MATERIAL FOR THIS TASK

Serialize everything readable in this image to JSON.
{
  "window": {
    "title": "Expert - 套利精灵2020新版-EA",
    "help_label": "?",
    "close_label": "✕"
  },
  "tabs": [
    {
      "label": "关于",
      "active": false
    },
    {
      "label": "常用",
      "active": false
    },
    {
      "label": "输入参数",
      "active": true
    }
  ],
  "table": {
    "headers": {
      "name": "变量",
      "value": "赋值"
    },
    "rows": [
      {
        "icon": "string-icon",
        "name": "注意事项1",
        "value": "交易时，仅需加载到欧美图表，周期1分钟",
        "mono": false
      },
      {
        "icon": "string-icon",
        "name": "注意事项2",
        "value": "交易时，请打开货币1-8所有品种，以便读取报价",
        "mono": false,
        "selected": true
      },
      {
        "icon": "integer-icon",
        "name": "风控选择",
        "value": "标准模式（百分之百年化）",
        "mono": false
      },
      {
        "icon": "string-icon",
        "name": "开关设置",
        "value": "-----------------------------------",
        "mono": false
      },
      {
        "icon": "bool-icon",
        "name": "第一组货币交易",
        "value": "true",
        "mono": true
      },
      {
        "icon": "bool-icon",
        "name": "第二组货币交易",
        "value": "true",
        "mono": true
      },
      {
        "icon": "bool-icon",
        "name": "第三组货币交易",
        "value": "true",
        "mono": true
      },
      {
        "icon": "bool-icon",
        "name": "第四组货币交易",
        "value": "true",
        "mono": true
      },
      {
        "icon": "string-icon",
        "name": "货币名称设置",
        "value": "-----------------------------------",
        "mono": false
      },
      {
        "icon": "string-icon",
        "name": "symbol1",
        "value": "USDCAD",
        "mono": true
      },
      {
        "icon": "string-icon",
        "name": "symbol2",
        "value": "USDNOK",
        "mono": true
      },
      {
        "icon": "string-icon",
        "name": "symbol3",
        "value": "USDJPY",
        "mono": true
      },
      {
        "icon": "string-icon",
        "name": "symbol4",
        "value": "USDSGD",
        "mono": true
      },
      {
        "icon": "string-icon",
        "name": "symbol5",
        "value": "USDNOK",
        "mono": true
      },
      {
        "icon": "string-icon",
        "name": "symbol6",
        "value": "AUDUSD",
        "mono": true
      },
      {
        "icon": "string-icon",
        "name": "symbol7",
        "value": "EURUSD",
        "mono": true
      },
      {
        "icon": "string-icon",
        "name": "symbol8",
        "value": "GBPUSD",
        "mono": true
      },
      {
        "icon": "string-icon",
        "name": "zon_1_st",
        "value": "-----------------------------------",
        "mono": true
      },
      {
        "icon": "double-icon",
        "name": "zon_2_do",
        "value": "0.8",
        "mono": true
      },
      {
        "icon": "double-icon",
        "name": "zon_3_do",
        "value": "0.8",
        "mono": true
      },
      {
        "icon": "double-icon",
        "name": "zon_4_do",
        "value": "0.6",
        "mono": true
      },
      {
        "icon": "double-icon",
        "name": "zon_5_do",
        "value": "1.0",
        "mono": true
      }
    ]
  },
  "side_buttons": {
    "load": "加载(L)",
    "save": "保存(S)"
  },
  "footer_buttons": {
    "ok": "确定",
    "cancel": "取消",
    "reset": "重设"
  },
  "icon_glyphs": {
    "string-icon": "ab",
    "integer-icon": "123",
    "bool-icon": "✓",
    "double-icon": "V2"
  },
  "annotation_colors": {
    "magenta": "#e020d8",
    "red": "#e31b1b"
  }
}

WHAT IS BEING ASKED
Provide all the records again, word for word.

RESULT FOR THIS TASK
Serialize everything readable in this image to JSON.
{
  "window": {
    "title": "Expert - 套利精灵2020新版-EA",
    "help_label": "?",
    "close_label": "✕"
  },
  "tabs": [
    {
      "label": "关于",
      "active": false
    },
    {
      "label": "常用",
      "active": false
    },
    {
      "label": "输入参数",
      "active": true
    }
  ],
  "table": {
    "headers": {
      "name": "变量",
      "value": "赋值"
    },
    "rows": [
      {
        "icon": "string-icon",
        "name": "注意事项1",
        "value": "交易时，仅需加载到欧美图表，周期1分钟",
        "mono": false
      },
      {
        "icon": "string-icon",
        "name": "注意事项2",
        "value": "交易时，请打开货币1-8所有品种，以便读取报价",
        "mono": false,
        "selected": true
      },
      {
        "icon": "integer-icon",
        "name": "风控选择",
        "value": "标准模式（百分之百年化）",
        "mono": false
      },
      {
        "icon": "string-icon",
        "name": "开关设置",
        "value": "-----------------------------------",
        "mono": false
      },
      {
        "icon": "bool-icon",
        "name": "第一组货币交易",
        "value": "true",
        "mono": true
      },
      {
        "icon": "bool-icon",
        "name": "第二组货币交易",
        "value": "true",
        "mono": true
      },
      {
        "icon": "bool-icon",
        "name": "第三组货币交易",
        "value": "true",
        "mono": true
      },
      {
        "icon": "bool-icon",
        "name": "第四组货币交易",
        "value": "true",
        "mono": true
      },
      {
        "icon": "string-icon",
        "name": "货币名称设置",
        "value": "-----------------------------------",
        "mono": false
      },
      {
        "icon": "string-icon",
        "name": "symbol1",
        "value": "USDCAD",
        "mono": true
      },
      {
        "icon": "string-icon",
        "name": "symbol2",
        "value": "USDNOK",
        "mono": true
      },
      {
        "icon": "string-icon",
        "name": "symbol3",
        "value": "USDJPY",
        "mono": true
      },
      {
        "icon": "string-icon",
        "name": "symbol4",
        "value": "USDSGD",
        "mono": true
      },
      {
        "icon": "string-icon",
        "name": "symbol5",
        "value": "USDNOK",
        "mono": true
      },
      {
        "icon": "string-icon",
        "name": "symbol6",
        "value": "AUDUSD",
        "mono": true
      },
      {
        "icon": "string-icon",
        "name": "symbol7",
        "value": "EURUSD",
        "mono": true
      },
      {
        "icon": "string-icon",
        "name": "symbol8",
        "value": "GBPUSD",
        "mono": true
      },
      {
        "icon": "string-icon",
        "name": "zon_1_st",
        "value": "-----------------------------------",
        "mono": true
      },
      {
        "icon": "double-icon",
        "name": "zon_2_do",
        "value": "0.8",
        "mono": true
      },
      {
        "icon": "double-icon",
        "name": "zon_3_do",
        "value": "0.8",
        "mono": true
      },
      {
        "icon": "double-icon",
        "name": "zon_4_do",
        "value": "0.6",
        "mono": true
      },
      {
        "icon": "double-icon",
        "name": "zon_5_do",
        "value": "1.0",
        "mono": true
      }
    ]
  },
  "side_buttons": {
    "load": "加载(L)",
    "save": "保存(S)"
  },
  "footer_buttons": {
    "ok": "确定",
    "cancel": "取消",
    "reset": "重设"
  },
  "icon_glyphs": {
    "string-icon": "ab",
    "integer-icon": "123",
    "bool-icon": "✓",
    "double-icon": "V2"
  },
  "annotation_colors": {
    "magenta": "#e020d8",
    "red": "#e31b1b"
  }
}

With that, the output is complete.